- Your task: Each entry here needs to be set down again exactly, please; pictures are left out.

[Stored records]
|---|
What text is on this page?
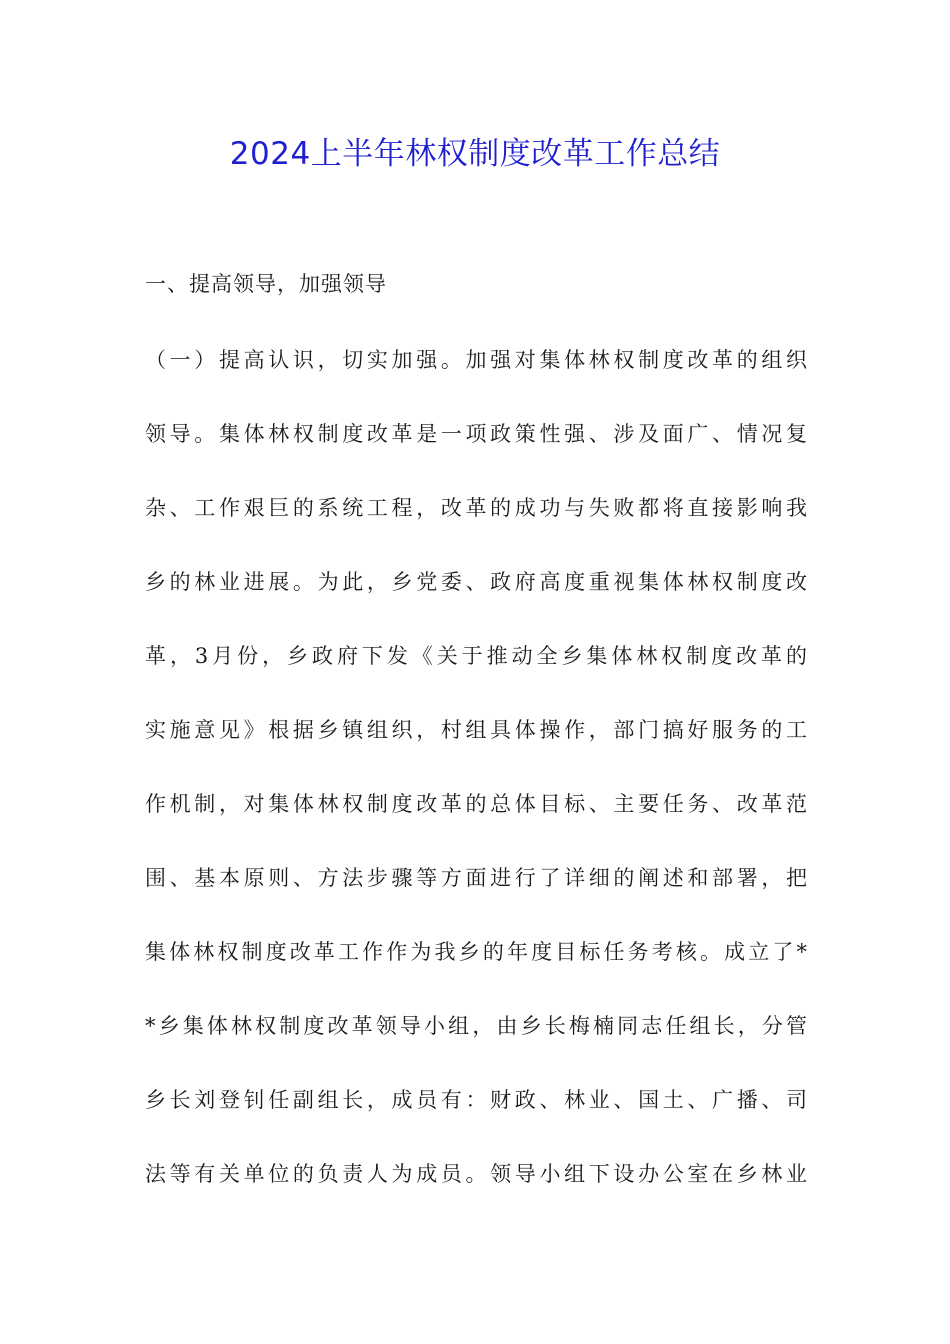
2024上半年林权制度改革工作总结
一、提高领导，加强领导
（一）提高认识，切实加强。加强对集体林权制度改革的组织
领导。集体林权制度改革是一项政策性强、涉及面广、情况复
杂、工作艰巨的系统工程，改革的成功与失败都将直接影响我
乡的林业进展。为此，乡党委、政府高度重视集体林权制度改
革，3月份，乡政府下发《关于推动全乡集体林权制度改革的
实施意见》根据乡镇组织，村组具体操作，部门搞好服务的工
作机制，对集体林权制度改革的总体目标、主要任务、改革范
围、基本原则、方法步骤等方面进行了详细的阐述和部署，把
集体林权制度改革工作作为我乡的年度目标任务考核。成立了*
*乡集体林权制度改革领导小组，由乡长梅楠同志任组长，分管
乡长刘登钊任副组长，成员有：财政、林业、国土、广播、司
法等有关单位的负责人为成员。领导小组下设办公室在乡林业
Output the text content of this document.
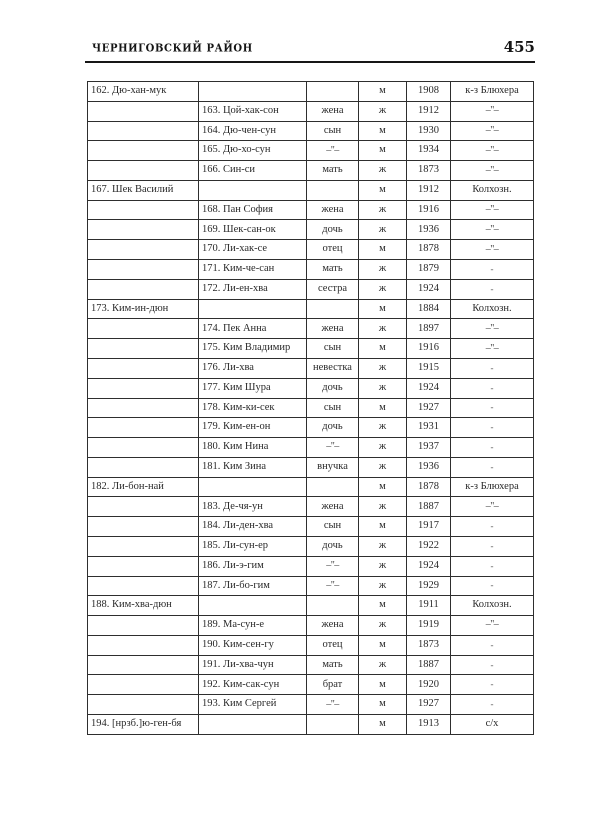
ЧЕРНИГОВСКИЙ РАЙОН	455
162. Дю-хан-мук			м	1908	к-з Блюхера
	163. Цой-хак-сон	жена	ж	1912	–"–
	164. Дю-чен-сун	сын	м	1930	–"–
	165. Дю-хо-сун	–"–	м	1934	–"–
	166. Син-си	мать	ж	1873	–"–
167. Шек Василий			м	1912	Колхозн.
	168. Пан София	жена	ж	1916	–"–
	169. Шек-сан-ок	дочь	ж	1936	–"–
	170. Ли-хак-се	отец	м	1878	–"–
	171. Ким-че-сан	мать	ж	1879	-
	172. Ли-ен-хва	сестра	ж	1924	-
173. Ким-ин-дюн			м	1884	Колхозн.
	174. Пек Анна	жена	ж	1897	–"–
	175. Ким Владимир	сын	м	1916	–"–
	176. Ли-хва	невестка	ж	1915	-
	177. Ким Шура	дочь	ж	1924	-
	178. Ким-ки-сек	сын	м	1927	-
	179. Ким-ен-он	дочь	ж	1931	-
	180. Ким Нина	–"–	ж	1937	-
	181. Ким Зина	внучка	ж	1936	-
182. Ли-бон-най			м	1878	к-з Блюхера
	183. Де-чя-ун	жена	ж	1887	–"–
	184. Ли-ден-хва	сын	м	1917	-
	185. Ли-сун-ер	дочь	ж	1922	-
	186. Ли-э-гим	–"–	ж	1924	-
	187. Ли-бо-гим	–"–	ж	1929	-
188. Ким-хва-дюн			м	1911	Колхозн.
	189. Ма-сун-е	жена	ж	1919	–"–
	190. Ким-сен-гу	отец	м	1873	-
	191. Ли-хва-чун	мать	ж	1887	-
	192. Ким-сак-сун	брат	м	1920	-
	193. Ким Сергей	–"–	м	1927	-
194. [нрзб.]ю-ген-бя			м	1913	с/х
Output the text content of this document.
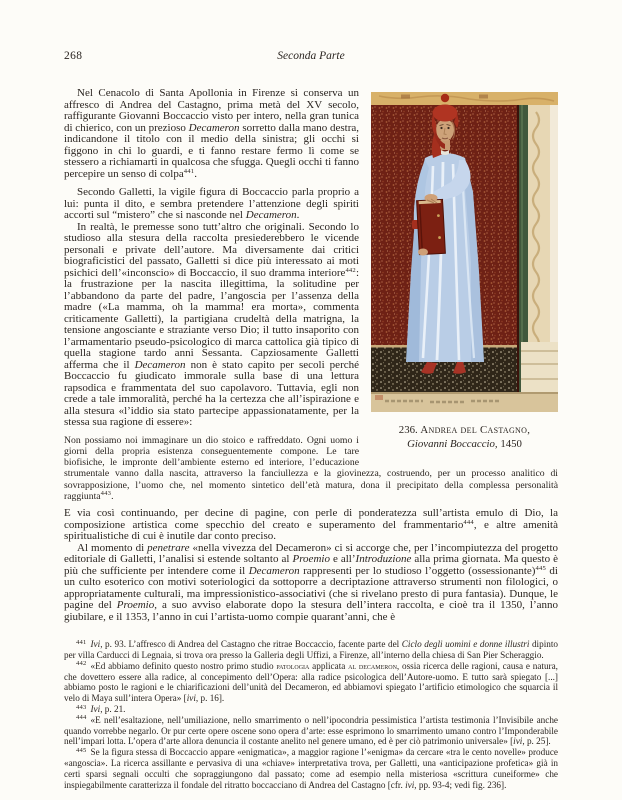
268	Seconda Parte
236. Andrea del Castagno,
Giovanni Boccaccio, 1450

Nel Cenacolo di Santa Apollonia in Firenze si conserva un affresco di Andrea del Castagno, prima metà del XV secolo, raffigurante Giovanni Boccaccio visto per intero, nella gran tunica di chierico, con un prezioso Decameron sorretto dalla mano destra, indicandone il titolo con il medio della sinistra; gli occhi si figgono in chi lo guardi, e ti fanno restare fermo lì come se stessero a richiamarti in qualcosa che sfugga. Quegli occhi ti fanno percepire un senso di colpa$^{441}$.

Secondo Galletti, la vigile figura di Boccaccio parla proprio a lui: punta il dito, e sembra pretendere l’attenzione degli spiriti accorti sul “mistero” che si nasconde nel Decameron.

In realtà, le premesse sono tutt’altro che originali. Secondo lo studioso alla stesura della raccolta presiederebbero le vicende personali e private dell’autore. Ma diversamente dai critici biograficistici del passato, Galletti si dice più interessato ai moti psichici dell’«inconscio» di Boccaccio, il suo dramma interiore$^{442}$: la frustrazione per la nascita illegittima, la solitudine per l’abbandono da parte del padre, l’angoscia per l’assenza della madre («La mamma, oh la mamma! era morta», commenta criticamente Galletti), la partigiana crudeltà della matrigna, la tensione angosciante e straziante verso Dio; il tutto insaporito con l’armamentario pseudo-psicologico di marca cattolica già tipico di quella stagione tardo anni Sessanta. Capziosamente Galletti afferma che il Decameron non è stato capito per secoli perché Boccaccio fu giudicato immorale sulla base di una lettura rapsodica e frammentata del suo capolavoro. Tuttavia, egli non crede a tale immoralità, perché ha la certezza che all’ispirazione e alla stesura «l’iddio sia stato partecipe appassionatamente, per la stessa sua ragione di essere»:

Non possiamo noi immaginare un dio stoico e raffreddato. Ogni uomo i giorni della propria esistenza conseguentemente compone. Le tare biofisiche, le impronte dell’ambiente esterno ed interiore, l’educazione strumentale vanno dalla nascita, attraverso la fanciullezza e la giovinezza, costruendo, per un processo analitico di sovrapposizione, l’uomo che, nel momento sintetico dell’età matura, dona il precipitato della complessa personalità raggiunta$^{443}$.

E via così continuando, per decine di pagine, con perle di ponderatezza sull’artista emulo di Dio, la composizione artistica come specchio del creato e superamento del frammentario$^{444}$, e altre amenità spiritualistiche di cui è inutile dar conto preciso.

Al momento di penetrare «nella vivezza del Decameron» ci si accorge che, per l’incompiutezza del progetto editoriale di Galletti, l’analisi si estende soltanto al Proemio e all’Introduzione alla prima giornata. Ma questo è più che sufficiente per intendere come il Decameron rappresenti per lo studioso l’oggetto (ossessionante)$^{445}$ di un culto esoterico con motivi soteriologici da sottoporre a decriptazione attraverso strumenti non filologici, o appropriatamente culturali, ma impressionistico-associativi (che si rivelano presto di pura fantasia). Dunque, le pagine del Proemio, a suo avviso elaborate dopo la stesura dell’intera raccolta, e cioè tra il 1350, l’anno giubilare, e il 1353, l’anno in cui l’artista-uomo compie quarant’anni, che è

$^{441}$ Ivi, p. 93. L’affresco di Andrea del Castagno che ritrae Boccaccio, facente parte del Ciclo degli uomini e donne illustri dipinto per villa Carducci di Legnaia, si trova ora presso la Galleria degli Uffizi, a Firenze, all’interno della chiesa di San Pier Scheraggio.

$^{442}$ «Ed abbiamo definito questo nostro primo studio patologia applicata al decameron, ossia ricerca delle ragioni, causa e natura, che dovettero essere alla radice, al concepimento dell’Opera: alla radice psicologica dell’Autore-uomo. E tutto sarà spiegato [...] abbiamo posto le ragioni e le chiarificazioni dell’unità del Decameron, ed abbiamovi spiegato l’artificio etimologico che squarcia il velo di Maya sull’intera Opera» [ivi, p. 16].

$^{443}$ Ivi, p. 21.

$^{444}$ «E nell’esaltazione, nell’umiliazione, nello smarrimento o nell’ipocondria pessimistica l’artista testimonia l’Invisibile anche quando vorrebbe negarlo. Or pur certe opere oscene sono opera d’arte: esse esprimono lo smarrimento umano contro l’Imponderabile nell’impari lotta. L’opera d’arte allora denuncia il costante anelito nel genere umano, ed è per ciò patrimonio universale» [ivi, p. 25].

$^{445}$ Se la figura stessa di Boccaccio appare «enigmatica», a maggior ragione l’«enigma» da cercare «tra le cento novelle» produce «angoscia». La ricerca assillante e pervasiva di una «chiave» interpretativa trova, per Galletti, una «anticipazione profetica» già in certi sparsi segnali occulti che sopraggiungono dal passato; come ad esempio nella misteriosa «scrittura cuneiforme» che inspiegabilmente caratterizza il fondale del ritratto boccacciano di Andrea del Castagno [cfr. ivi, pp. 93-4; vedi fig. 236].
|---|
- Full solution:
What text is on this page?
2024上半年林权制度改革工作总结
一、提高领导，加强领导
（一）提高认识，切实加强。加强对集体林权制度改革的组织
领导。集体林权制度改革是一项政策性强、涉及面广、情况复
杂、工作艰巨的系统工程，改革的成功与失败都将直接影响我
乡的林业进展。为此，乡党委、政府高度重视集体林权制度改
革，3月份，乡政府下发《关于推动全乡集体林权制度改革的
实施意见》根据乡镇组织，村组具体操作，部门搞好服务的工
作机制，对集体林权制度改革的总体目标、主要任务、改革范
围、基本原则、方法步骤等方面进行了详细的阐述和部署，把
集体林权制度改革工作作为我乡的年度目标任务考核。成立了*
*乡集体林权制度改革领导小组，由乡长梅楠同志任组长，分管
乡长刘登钊任副组长，成员有：财政、林业、国土、广播、司
法等有关单位的负责人为成员。领导小组下设办公室在乡林业
Output the text content of this document.
ЧЕРНИГОВСКИЙ РАЙОН	455
162. Дю-хан-мук			м	1908	к-з Блюхера
	163. Цой-хак-сон	жена	ж	1912	–"–
	164. Дю-чен-сун	сын	м	1930	–"–
	165. Дю-хо-сун	–"–	м	1934	–"–
	166. Син-си	мать	ж	1873	–"–
167. Шек Василий			м	1912	Колхозн.
	168. Пан София	жена	ж	1916	–"–
	169. Шек-сан-ок	дочь	ж	1936	–"–
	170. Ли-хак-се	отец	м	1878	–"–
	171. Ким-че-сан	мать	ж	1879	-
	172. Ли-ен-хва	сестра	ж	1924	-
173. Ким-ин-дюн			м	1884	Колхозн.
	174. Пек Анна	жена	ж	1897	–"–
	175. Ким Владимир	сын	м	1916	–"–
	176. Ли-хва	невестка	ж	1915	-
	177. Ким Шура	дочь	ж	1924	-
	178. Ким-ки-сек	сын	м	1927	-
	179. Ким-ен-он	дочь	ж	1931	-
	180. Ким Нина	–"–	ж	1937	-
	181. Ким Зина	внучка	ж	1936	-
182. Ли-бон-най			м	1878	к-з Блюхера
	183. Де-чя-ун	жена	ж	1887	–"–
	184. Ли-ден-хва	сын	м	1917	-
	185. Ли-сун-ер	дочь	ж	1922	-
	186. Ли-э-гим	–"–	ж	1924	-
	187. Ли-бо-гим	–"–	ж	1929	-
188. Ким-хва-дюн			м	1911	Колхозн.
	189. Ма-сун-е	жена	ж	1919	–"–
	190. Ким-сен-гу	отец	м	1873	-
	191. Ли-хва-чун	мать	ж	1887	-
	192. Ким-сак-сун	брат	м	1920	-
	193. Ким Сергей	–"–	м	1927	-
194. [нрзб.]ю-ген-бя			м	1913	с/х
Output the text content of this document.
268	Seconda Parte
236. Andrea del Castagno,
Giovanni Boccaccio, 1450

Nel Cenacolo di Santa Apollonia in Firenze si conserva un affresco di Andrea del Castagno, prima metà del XV secolo, raffigurante Giovanni Boccaccio visto per intero, nella gran tunica di chierico, con un prezioso Decameron sorretto dalla mano destra, indicandone il titolo con il medio della sinistra; gli occhi si figgono in chi lo guardi, e ti fanno restare fermo lì come se stessero a richiamarti in qualcosa che sfugga. Quegli occhi ti fanno percepire un senso di colpa$^{441}$.

Secondo Galletti, la vigile figura di Boccaccio parla proprio a lui: punta il dito, e sembra pretendere l’attenzione degli spiriti accorti sul “mistero” che si nasconde nel Decameron.

In realtà, le premesse sono tutt’altro che originali. Secondo lo studioso alla stesura della raccolta presiederebbero le vicende personali e private dell’autore. Ma diversamente dai critici biograficistici del passato, Galletti si dice più interessato ai moti psichici dell’«inconscio» di Boccaccio, il suo dramma interiore$^{442}$: la frustrazione per la nascita illegittima, la solitudine per l’abbandono da parte del padre, l’angoscia per l’assenza della madre («La mamma, oh la mamma! era morta», commenta criticamente Galletti), la partigiana crudeltà della matrigna, la tensione angosciante e straziante verso Dio; il tutto insaporito con l’armamentario pseudo-psicologico di marca cattolica già tipico di quella stagione tardo anni Sessanta. Capziosamente Galletti afferma che il Decameron non è stato capito per secoli perché Boccaccio fu giudicato immorale sulla base di una lettura rapsodica e frammentata del suo capolavoro. Tuttavia, egli non crede a tale immoralità, perché ha la certezza che all’ispirazione e alla stesura «l’iddio sia stato partecipe appassionatamente, per la stessa sua ragione di essere»:

Non possiamo noi immaginare un dio stoico e raffreddato. Ogni uomo i giorni della propria esistenza conseguentemente compone. Le tare biofisiche, le impronte dell’ambiente esterno ed interiore, l’educazione strumentale vanno dalla nascita, attraverso la fanciullezza e la giovinezza, costruendo, per un processo analitico di sovrapposizione, l’uomo che, nel momento sintetico dell’età matura, dona il precipitato della complessa personalità raggiunta$^{443}$.

E via così continuando, per decine di pagine, con perle di ponderatezza sull’artista emulo di Dio, la composizione artistica come specchio del creato e superamento del frammentario$^{444}$, e altre amenità spiritualistiche di cui è inutile dar conto preciso.

Al momento di penetrare «nella vivezza del Decameron» ci si accorge che, per l’incompiutezza del progetto editoriale di Galletti, l’analisi si estende soltanto al Proemio e all’Introduzione alla prima giornata. Ma questo è più che sufficiente per intendere come il Decameron rappresenti per lo studioso l’oggetto (ossessionante)$^{445}$ di un culto esoterico con motivi soteriologici da sottoporre a decriptazione attraverso strumenti non filologici, o appropriatamente culturali, ma impressionistico-associativi (che si rivelano presto di pura fantasia). Dunque, le pagine del Proemio, a suo avviso elaborate dopo la stesura dell’intera raccolta, e cioè tra il 1350, l’anno giubilare, e il 1353, l’anno in cui l’artista-uomo compie quarant’anni, che è

$^{441}$ Ivi, p. 93. L’affresco di Andrea del Castagno che ritrae Boccaccio, facente parte del Ciclo degli uomini e donne illustri dipinto per villa Carducci di Legnaia, si trova ora presso la Galleria degli Uffizi, a Firenze, all’interno della chiesa di San Pier Scheraggio.

$^{442}$ «Ed abbiamo definito questo nostro primo studio patologia applicata al decameron, ossia ricerca delle ragioni, causa e natura, che dovettero essere alla radice, al concepimento dell’Opera: alla radice psicologica dell’Autore-uomo. E tutto sarà spiegato [...] abbiamo posto le ragioni e le chiarificazioni dell’unità del Decameron, ed abbiamovi spiegato l’artificio etimologico che squarcia il velo di Maya sull’intera Opera» [ivi, p. 16].

$^{443}$ Ivi, p. 21.

$^{444}$ «E nell’esaltazione, nell’umiliazione, nello smarrimento o nell’ipocondria pessimistica l’artista testimonia l’Invisibile anche quando vorrebbe negarlo. Or pur certe opere oscene sono opera d’arte: esse esprimono lo smarrimento umano contro l’Imponderabile nell’impari lotta. L’opera d’arte allora denuncia il costante anelito nel genere umano, ed è per ciò patrimonio universale» [ivi, p. 25].

$^{445}$ Se la figura stessa di Boccaccio appare «enigmatica», a maggior ragione l’«enigma» da cercare «tra le cento novelle» produce «angoscia». La ricerca assillante e pervasiva di una «chiave» interpretativa trova, per Galletti, una «anticipazione profetica» già in certi sparsi segnali occulti che sopraggiungono dal passato; come ad esempio nella misteriosa «scrittura cuneiforme» che inspiegabilmente caratterizza il fondale del ritratto boccacciano di Andrea del Castagno [cfr. ivi, pp. 93-4; vedi fig. 236].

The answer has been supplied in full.